··· RECORD EXCERPTS ···

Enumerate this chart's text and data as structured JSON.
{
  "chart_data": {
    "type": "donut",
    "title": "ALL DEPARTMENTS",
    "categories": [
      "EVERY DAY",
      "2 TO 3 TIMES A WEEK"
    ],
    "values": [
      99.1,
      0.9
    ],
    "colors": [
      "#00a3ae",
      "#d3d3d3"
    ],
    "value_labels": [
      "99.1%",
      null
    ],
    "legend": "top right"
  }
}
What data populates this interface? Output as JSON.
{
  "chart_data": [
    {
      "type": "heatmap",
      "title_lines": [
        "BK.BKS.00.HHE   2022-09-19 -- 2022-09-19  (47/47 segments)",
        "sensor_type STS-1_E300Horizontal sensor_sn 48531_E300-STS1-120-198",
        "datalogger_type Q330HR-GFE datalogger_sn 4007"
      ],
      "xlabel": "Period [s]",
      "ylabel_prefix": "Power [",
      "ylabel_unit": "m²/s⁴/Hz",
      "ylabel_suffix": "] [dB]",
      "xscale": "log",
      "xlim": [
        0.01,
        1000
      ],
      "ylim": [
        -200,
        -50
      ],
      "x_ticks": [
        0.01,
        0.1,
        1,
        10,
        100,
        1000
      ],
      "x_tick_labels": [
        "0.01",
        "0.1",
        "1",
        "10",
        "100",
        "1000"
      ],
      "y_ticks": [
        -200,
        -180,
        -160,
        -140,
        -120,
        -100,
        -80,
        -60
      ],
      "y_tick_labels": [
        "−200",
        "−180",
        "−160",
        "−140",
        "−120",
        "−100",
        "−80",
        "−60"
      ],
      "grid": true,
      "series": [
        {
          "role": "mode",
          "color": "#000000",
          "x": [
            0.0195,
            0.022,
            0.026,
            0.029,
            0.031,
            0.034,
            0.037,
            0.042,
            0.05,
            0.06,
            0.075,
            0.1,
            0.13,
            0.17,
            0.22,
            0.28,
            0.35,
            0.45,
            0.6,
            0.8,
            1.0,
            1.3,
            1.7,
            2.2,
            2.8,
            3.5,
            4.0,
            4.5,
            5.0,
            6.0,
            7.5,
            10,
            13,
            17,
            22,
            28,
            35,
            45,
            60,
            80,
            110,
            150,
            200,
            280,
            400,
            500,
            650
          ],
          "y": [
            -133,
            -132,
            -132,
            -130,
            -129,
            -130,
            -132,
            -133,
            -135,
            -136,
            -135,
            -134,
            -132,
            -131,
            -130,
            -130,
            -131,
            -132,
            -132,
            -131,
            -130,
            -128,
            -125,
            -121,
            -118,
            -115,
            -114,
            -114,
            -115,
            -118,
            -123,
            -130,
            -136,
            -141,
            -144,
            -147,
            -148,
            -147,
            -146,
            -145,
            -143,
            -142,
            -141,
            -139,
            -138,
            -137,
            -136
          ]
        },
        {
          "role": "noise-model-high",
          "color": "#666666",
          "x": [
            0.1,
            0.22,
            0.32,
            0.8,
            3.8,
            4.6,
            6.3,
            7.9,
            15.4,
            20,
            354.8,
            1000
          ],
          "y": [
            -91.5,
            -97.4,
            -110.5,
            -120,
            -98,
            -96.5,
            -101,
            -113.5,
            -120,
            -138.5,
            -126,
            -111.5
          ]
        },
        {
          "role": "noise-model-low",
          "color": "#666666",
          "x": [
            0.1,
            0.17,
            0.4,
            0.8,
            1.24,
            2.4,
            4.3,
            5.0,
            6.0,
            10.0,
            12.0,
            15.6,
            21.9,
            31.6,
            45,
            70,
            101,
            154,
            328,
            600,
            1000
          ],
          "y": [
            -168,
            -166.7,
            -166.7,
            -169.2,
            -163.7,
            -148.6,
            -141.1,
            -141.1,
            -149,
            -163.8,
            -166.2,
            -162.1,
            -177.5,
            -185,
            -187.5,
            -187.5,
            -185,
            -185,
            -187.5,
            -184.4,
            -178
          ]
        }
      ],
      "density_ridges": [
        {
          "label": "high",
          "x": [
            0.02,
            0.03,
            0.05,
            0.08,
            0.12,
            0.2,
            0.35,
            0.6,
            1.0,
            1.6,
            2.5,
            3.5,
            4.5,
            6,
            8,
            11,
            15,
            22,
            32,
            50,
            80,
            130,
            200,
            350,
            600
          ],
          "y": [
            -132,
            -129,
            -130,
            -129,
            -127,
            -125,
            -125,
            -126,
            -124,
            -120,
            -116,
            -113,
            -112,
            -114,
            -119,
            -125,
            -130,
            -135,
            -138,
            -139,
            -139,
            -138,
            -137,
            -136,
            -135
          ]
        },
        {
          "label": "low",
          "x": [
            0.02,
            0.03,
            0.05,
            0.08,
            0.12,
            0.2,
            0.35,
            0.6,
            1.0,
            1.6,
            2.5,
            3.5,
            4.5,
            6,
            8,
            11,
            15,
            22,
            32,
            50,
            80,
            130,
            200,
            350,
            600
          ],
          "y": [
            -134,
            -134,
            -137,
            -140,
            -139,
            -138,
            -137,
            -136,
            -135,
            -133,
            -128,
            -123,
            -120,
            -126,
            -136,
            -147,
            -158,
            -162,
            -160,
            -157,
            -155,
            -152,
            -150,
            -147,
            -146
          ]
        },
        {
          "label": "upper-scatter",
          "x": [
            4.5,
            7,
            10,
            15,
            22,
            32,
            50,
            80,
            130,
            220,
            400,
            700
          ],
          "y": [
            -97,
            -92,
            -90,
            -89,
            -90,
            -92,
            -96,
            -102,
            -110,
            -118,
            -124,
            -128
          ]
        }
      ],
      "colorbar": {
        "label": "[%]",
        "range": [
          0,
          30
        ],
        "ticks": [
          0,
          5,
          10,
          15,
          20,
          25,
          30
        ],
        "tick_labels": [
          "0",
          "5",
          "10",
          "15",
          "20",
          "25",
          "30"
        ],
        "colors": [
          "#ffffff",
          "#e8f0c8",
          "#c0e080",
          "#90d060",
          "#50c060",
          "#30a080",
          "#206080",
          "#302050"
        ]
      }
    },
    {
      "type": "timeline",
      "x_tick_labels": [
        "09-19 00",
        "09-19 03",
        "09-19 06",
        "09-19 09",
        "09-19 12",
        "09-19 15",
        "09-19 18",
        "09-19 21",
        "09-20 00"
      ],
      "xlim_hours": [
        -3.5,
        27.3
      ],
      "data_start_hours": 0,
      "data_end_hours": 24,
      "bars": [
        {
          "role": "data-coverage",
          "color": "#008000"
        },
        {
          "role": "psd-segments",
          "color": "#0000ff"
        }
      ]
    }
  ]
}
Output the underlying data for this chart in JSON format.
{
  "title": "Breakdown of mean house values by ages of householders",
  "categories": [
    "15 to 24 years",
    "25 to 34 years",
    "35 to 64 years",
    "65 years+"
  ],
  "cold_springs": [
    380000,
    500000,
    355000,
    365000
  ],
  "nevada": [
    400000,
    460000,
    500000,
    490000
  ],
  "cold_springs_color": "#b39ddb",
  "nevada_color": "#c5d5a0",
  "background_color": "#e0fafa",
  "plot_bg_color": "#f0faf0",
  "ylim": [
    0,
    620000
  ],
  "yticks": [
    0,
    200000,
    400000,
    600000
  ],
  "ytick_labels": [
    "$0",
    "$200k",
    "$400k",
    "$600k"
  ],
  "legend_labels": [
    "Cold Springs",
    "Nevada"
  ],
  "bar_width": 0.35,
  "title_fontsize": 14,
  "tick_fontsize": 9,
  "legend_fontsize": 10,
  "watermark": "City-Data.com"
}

···
··· RECORD EXCERPTS ···

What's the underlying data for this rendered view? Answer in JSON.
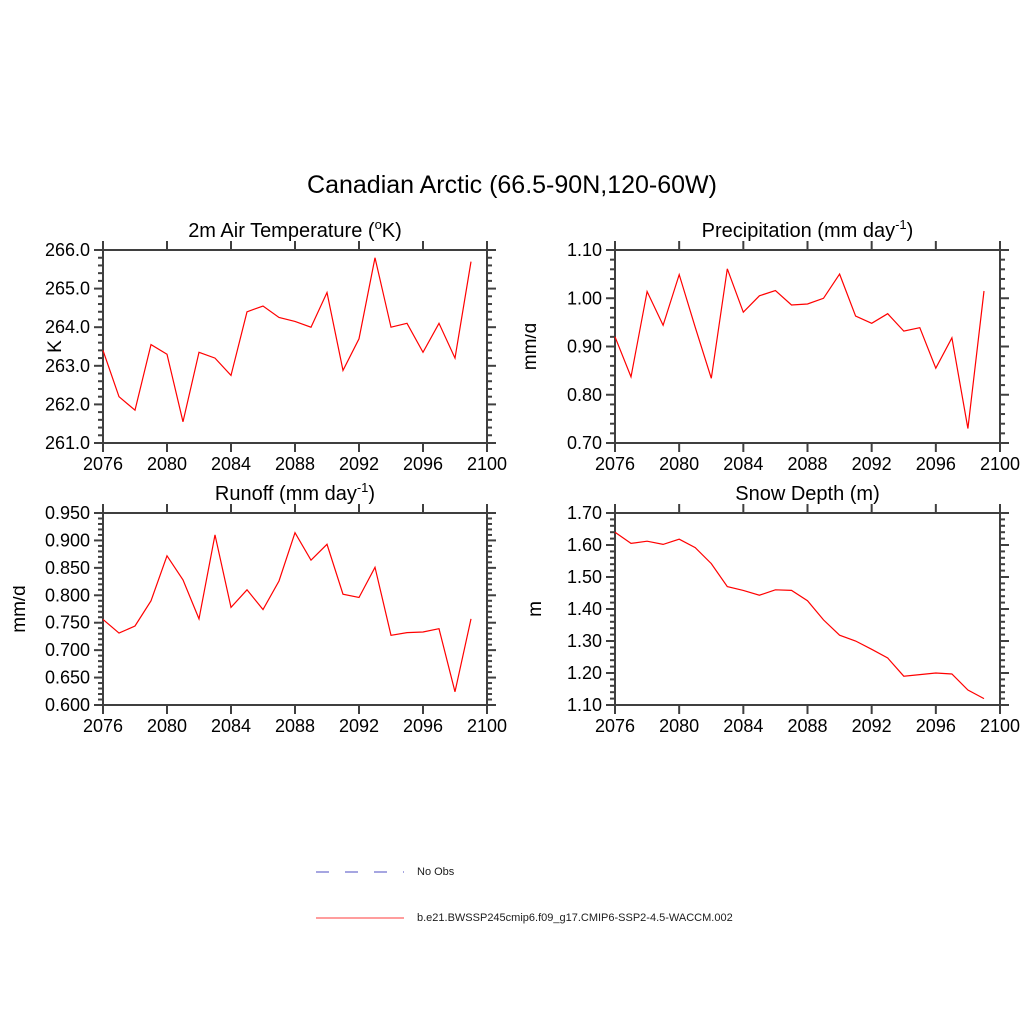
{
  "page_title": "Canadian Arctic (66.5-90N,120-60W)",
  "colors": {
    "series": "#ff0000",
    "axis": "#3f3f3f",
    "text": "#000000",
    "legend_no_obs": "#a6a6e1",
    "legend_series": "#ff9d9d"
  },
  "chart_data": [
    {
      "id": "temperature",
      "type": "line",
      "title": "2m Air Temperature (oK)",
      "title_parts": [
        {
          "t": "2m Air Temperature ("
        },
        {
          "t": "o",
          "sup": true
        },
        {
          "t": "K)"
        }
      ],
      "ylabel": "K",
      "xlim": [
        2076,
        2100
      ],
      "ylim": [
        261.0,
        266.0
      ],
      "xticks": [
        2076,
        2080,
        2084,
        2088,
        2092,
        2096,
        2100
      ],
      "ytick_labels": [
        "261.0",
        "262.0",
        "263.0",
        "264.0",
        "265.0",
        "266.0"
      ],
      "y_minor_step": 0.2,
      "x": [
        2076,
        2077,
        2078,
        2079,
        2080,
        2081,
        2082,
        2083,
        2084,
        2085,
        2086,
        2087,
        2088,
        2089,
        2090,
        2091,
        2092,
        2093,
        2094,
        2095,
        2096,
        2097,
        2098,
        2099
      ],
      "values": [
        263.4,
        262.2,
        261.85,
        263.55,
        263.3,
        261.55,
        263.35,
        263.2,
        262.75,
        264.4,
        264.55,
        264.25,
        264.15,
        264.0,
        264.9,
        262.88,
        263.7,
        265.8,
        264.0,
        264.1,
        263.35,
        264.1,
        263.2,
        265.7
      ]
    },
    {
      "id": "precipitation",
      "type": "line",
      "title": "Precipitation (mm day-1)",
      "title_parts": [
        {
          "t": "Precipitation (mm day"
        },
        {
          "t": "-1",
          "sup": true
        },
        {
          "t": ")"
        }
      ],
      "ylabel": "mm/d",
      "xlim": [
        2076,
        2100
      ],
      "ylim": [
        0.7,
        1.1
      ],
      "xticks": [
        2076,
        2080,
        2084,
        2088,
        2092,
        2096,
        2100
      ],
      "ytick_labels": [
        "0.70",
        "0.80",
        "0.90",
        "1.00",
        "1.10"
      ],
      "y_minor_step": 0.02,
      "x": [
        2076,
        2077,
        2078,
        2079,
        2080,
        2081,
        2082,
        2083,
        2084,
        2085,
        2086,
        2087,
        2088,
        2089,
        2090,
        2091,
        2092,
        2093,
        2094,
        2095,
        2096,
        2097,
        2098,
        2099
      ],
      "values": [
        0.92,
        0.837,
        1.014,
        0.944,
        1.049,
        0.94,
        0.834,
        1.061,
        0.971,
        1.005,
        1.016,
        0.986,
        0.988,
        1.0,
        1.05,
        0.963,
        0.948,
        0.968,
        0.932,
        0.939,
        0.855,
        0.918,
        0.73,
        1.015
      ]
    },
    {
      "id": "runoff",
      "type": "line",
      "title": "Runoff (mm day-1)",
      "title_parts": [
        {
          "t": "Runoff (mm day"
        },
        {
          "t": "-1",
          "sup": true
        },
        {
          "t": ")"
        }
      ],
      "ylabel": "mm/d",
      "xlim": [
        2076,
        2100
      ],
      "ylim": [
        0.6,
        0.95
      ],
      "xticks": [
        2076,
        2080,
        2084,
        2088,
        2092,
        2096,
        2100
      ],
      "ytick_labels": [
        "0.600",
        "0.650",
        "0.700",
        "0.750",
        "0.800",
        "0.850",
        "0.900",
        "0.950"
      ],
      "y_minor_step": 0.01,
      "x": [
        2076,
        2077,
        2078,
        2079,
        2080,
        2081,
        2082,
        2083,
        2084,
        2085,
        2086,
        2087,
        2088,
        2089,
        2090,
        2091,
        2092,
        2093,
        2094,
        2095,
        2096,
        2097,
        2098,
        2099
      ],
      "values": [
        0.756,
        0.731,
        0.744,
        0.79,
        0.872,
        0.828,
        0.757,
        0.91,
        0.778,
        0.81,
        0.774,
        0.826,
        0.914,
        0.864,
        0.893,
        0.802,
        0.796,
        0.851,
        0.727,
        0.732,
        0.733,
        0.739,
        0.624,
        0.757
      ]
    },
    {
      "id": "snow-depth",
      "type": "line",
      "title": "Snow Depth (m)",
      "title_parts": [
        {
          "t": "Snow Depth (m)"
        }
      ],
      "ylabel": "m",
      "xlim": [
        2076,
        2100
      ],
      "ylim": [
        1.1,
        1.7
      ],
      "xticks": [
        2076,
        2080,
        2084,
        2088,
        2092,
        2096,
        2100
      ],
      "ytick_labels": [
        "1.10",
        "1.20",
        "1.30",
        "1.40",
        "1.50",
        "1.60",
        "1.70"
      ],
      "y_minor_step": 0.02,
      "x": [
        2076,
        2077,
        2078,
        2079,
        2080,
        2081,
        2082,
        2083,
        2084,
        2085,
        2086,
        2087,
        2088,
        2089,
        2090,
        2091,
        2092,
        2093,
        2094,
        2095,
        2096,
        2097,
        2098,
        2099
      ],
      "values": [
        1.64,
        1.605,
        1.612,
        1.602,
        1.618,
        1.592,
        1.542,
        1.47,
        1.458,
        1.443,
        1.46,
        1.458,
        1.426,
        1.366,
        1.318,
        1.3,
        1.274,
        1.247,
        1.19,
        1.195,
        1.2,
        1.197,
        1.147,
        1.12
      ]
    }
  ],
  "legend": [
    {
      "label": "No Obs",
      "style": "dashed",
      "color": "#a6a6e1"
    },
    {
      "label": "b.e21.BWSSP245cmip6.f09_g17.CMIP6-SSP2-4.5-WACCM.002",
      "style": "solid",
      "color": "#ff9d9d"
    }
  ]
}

···
··· RECORD EXCERPTS ···

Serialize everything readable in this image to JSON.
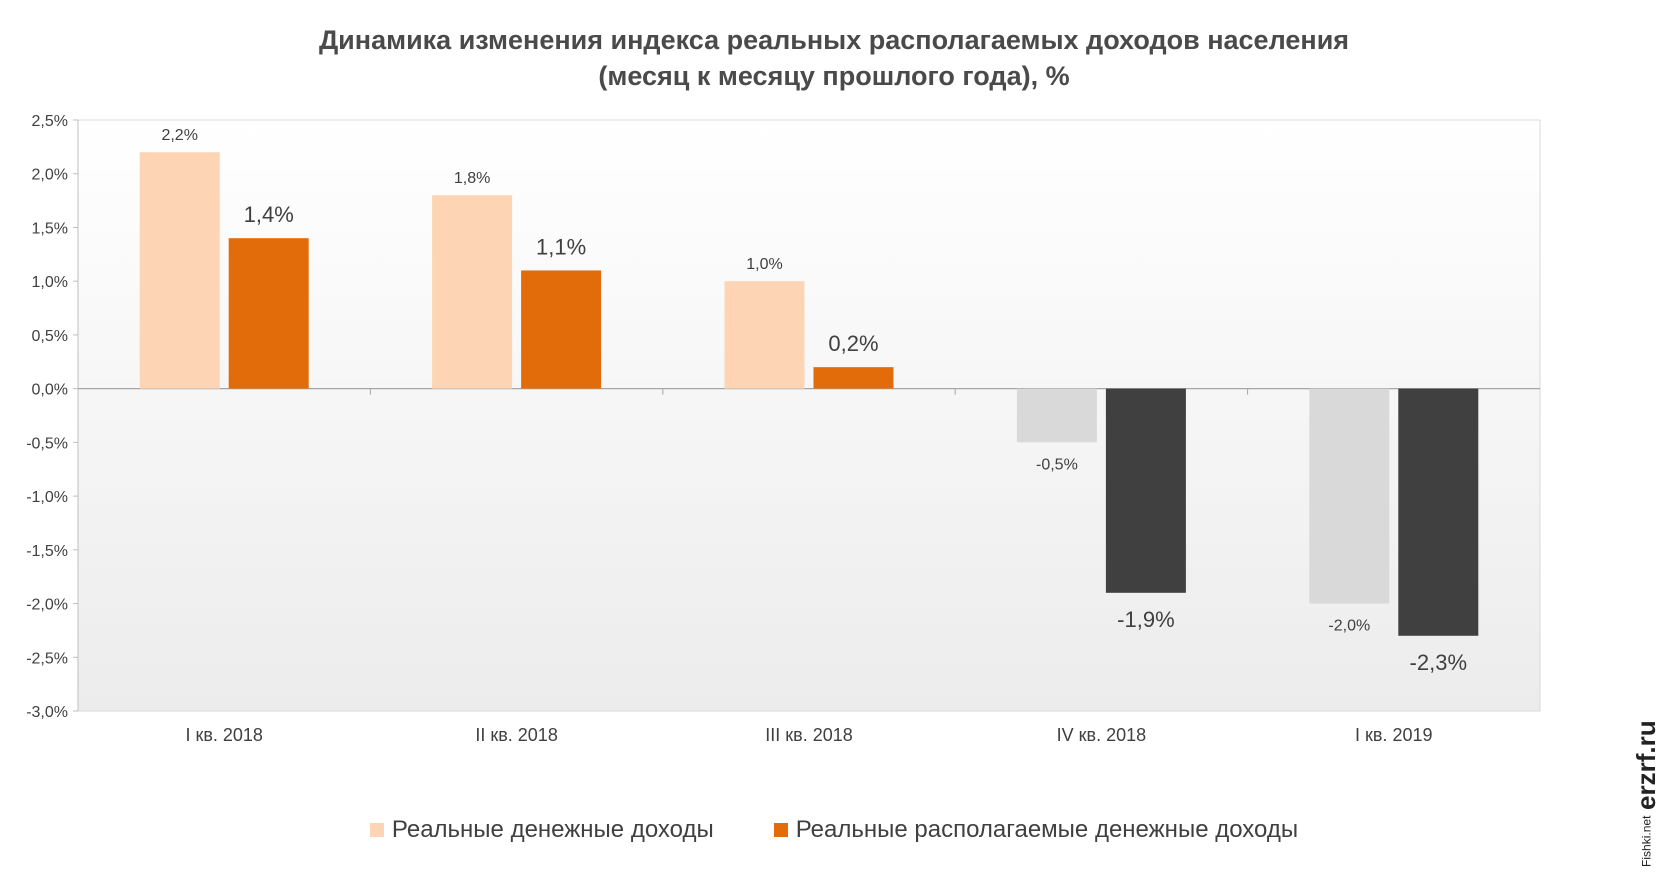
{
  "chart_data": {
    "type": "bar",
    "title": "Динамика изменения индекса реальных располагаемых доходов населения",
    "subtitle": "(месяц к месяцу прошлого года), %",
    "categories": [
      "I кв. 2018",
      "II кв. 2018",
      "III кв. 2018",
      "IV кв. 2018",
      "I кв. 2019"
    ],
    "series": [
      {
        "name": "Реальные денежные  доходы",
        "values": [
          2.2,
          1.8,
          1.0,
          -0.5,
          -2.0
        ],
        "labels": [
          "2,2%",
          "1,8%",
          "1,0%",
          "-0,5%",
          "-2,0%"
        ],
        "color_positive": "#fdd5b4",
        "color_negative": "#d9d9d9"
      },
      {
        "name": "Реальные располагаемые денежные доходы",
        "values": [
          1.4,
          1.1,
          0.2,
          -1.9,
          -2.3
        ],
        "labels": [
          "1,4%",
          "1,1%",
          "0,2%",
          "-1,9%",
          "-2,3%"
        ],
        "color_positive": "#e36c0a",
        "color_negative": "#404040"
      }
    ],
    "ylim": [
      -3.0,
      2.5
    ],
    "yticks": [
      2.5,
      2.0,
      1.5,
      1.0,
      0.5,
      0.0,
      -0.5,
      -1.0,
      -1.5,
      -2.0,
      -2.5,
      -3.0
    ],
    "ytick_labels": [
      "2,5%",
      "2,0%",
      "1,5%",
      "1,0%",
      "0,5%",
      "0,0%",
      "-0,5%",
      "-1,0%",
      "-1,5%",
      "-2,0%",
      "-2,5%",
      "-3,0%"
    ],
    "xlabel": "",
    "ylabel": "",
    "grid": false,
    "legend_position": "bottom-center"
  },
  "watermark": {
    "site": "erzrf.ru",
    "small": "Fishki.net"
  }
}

···

» GIVEN EXERCISE
Where a line in the entries holds the word "Output", copy that line.

» RESULT BELOW
What data populates this interface? Output as JSON.
Output the underlying data for this chart in JSON format.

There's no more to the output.